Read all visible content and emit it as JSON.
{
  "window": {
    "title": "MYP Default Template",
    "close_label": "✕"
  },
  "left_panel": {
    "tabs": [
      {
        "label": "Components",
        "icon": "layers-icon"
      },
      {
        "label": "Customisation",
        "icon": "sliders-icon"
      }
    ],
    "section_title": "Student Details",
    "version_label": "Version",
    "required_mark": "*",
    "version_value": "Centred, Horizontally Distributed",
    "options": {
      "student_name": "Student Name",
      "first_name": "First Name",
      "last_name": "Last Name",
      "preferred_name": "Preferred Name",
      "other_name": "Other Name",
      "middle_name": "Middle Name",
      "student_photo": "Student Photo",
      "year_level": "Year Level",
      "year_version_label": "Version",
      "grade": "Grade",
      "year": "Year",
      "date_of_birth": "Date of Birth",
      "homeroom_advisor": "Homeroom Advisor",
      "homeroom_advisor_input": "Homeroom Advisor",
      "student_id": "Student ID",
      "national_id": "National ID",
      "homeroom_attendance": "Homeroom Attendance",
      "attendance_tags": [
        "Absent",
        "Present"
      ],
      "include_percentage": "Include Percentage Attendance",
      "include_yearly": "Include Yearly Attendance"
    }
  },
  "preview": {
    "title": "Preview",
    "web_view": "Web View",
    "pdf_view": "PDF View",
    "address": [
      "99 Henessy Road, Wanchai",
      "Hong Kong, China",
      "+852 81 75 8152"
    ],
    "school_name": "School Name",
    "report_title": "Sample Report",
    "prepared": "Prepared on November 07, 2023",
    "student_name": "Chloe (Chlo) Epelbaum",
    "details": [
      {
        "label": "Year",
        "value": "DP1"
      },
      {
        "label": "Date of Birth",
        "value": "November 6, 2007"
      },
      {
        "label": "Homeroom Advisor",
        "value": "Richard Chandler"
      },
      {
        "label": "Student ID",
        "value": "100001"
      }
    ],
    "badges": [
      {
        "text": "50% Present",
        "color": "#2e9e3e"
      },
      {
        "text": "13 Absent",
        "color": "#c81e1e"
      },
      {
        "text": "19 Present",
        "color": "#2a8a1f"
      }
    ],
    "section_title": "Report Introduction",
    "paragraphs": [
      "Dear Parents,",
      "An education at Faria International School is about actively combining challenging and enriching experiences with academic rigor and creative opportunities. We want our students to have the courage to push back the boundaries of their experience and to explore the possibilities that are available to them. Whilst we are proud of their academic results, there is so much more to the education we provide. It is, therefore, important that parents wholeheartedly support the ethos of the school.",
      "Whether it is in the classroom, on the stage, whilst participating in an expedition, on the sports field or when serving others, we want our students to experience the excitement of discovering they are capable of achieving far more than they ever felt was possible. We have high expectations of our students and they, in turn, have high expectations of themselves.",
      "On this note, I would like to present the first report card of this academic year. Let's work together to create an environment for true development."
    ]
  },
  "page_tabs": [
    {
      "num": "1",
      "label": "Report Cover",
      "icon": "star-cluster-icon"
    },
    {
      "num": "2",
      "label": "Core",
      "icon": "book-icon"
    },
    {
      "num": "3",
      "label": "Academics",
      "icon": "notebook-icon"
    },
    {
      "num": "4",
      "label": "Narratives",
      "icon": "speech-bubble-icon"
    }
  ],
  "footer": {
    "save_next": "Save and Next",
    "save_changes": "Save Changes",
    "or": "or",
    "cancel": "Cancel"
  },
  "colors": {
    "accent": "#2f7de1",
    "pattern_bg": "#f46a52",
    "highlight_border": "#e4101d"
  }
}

********

_Job_
Find the string "November" in the entries above and return each line that holds it.

_Complete response_
    "prepared": "Prepared on November 07, 2023",
        "value": "November 6, 2007"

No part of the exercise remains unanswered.